Find each line in the following listing that has the string "arbetslöshet", then state the count and nothing else.

-- start Material --

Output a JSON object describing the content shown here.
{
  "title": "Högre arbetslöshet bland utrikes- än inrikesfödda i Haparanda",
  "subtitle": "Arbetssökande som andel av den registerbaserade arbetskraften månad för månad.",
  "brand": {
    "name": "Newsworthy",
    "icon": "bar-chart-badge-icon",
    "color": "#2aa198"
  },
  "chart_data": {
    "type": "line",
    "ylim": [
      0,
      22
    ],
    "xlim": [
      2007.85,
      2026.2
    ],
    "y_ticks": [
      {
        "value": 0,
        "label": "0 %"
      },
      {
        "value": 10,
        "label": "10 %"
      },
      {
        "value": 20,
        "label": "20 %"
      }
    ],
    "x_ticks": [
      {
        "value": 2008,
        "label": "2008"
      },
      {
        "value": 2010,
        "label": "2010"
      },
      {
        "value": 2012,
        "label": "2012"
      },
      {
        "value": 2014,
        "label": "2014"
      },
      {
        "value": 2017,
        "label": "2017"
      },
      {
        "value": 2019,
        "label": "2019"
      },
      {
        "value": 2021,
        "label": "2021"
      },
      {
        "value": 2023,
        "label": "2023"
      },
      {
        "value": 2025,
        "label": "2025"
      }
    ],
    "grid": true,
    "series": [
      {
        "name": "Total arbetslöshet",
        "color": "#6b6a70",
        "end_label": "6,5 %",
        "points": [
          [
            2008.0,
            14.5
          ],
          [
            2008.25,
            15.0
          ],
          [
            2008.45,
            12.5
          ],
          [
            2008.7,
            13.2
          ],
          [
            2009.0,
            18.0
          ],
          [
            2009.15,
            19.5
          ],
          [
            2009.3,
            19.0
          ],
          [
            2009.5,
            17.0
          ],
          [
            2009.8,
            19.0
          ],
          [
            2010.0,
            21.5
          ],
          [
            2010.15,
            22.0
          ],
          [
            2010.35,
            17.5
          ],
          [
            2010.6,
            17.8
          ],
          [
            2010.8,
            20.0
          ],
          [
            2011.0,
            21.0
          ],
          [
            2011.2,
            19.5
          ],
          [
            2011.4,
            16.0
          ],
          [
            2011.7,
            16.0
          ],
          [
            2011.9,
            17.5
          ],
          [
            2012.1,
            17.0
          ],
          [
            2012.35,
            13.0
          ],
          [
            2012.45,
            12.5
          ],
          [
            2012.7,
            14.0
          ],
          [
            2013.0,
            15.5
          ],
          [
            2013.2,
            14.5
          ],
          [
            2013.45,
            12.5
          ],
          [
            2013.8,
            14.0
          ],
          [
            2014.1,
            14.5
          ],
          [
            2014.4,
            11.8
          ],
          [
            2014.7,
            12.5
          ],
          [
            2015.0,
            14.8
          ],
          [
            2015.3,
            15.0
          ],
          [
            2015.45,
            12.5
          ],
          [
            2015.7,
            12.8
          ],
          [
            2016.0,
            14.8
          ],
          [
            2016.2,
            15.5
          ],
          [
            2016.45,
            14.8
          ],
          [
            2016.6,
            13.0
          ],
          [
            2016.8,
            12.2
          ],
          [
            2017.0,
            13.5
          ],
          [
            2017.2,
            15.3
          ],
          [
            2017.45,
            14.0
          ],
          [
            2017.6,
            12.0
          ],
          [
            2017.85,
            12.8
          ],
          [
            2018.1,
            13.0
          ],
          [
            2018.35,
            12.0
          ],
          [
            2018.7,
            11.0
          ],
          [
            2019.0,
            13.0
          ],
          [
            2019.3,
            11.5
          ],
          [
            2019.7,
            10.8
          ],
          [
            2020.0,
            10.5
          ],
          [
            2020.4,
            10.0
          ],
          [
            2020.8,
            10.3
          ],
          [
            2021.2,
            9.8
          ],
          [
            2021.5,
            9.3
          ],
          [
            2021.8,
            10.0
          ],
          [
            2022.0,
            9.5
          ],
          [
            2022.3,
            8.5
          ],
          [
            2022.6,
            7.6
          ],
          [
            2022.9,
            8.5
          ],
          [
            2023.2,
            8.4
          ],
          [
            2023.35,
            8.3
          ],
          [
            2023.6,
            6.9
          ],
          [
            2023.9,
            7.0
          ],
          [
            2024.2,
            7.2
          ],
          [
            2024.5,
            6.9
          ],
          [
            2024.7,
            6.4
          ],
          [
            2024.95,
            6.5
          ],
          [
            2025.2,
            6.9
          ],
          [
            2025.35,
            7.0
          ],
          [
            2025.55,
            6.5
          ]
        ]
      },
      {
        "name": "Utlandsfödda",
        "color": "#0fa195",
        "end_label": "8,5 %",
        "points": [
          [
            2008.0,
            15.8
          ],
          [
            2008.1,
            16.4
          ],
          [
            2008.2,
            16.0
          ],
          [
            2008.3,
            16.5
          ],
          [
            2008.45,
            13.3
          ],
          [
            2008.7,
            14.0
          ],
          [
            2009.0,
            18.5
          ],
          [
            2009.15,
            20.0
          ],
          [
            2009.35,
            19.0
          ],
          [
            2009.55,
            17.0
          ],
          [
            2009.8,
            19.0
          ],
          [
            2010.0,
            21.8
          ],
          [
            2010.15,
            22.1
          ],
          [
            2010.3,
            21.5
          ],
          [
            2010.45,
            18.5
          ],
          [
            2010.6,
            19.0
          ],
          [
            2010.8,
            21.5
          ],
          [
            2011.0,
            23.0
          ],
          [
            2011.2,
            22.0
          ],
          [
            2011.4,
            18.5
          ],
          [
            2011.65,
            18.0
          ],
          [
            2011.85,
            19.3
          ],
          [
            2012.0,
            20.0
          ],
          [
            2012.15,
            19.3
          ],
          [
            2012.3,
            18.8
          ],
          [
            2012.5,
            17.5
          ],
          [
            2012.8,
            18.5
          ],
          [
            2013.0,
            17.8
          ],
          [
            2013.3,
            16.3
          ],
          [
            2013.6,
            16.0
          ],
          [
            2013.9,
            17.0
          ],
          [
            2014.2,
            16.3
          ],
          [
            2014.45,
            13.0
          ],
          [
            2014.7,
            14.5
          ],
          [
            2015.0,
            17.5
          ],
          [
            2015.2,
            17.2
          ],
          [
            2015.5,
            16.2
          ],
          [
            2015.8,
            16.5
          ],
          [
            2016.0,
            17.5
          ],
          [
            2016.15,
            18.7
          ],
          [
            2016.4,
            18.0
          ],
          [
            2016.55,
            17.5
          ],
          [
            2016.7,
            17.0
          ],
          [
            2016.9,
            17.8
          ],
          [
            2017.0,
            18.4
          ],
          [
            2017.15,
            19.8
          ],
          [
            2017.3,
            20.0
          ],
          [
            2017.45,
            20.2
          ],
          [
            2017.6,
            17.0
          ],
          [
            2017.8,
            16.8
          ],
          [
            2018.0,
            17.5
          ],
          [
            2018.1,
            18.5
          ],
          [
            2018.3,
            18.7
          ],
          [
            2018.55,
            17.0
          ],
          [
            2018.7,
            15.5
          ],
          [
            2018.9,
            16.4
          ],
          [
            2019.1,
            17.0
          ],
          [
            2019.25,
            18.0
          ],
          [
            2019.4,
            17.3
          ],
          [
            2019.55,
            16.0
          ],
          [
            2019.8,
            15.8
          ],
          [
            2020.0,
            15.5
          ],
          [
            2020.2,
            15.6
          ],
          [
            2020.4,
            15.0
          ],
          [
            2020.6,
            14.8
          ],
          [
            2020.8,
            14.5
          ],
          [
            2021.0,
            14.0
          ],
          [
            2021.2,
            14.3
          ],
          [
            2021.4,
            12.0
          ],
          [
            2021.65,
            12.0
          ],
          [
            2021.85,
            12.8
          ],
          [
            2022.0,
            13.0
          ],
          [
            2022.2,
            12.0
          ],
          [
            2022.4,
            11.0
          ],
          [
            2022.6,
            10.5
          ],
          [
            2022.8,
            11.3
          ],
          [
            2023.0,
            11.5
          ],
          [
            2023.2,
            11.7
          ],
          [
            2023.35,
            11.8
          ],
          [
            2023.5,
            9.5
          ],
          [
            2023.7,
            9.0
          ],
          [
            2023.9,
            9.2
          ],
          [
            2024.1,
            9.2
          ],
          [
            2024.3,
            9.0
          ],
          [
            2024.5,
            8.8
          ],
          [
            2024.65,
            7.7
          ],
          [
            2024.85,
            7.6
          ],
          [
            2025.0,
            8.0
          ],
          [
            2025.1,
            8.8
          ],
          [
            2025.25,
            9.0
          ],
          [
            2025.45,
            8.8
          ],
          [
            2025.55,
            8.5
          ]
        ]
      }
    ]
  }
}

-- end Material --

Correct response.
2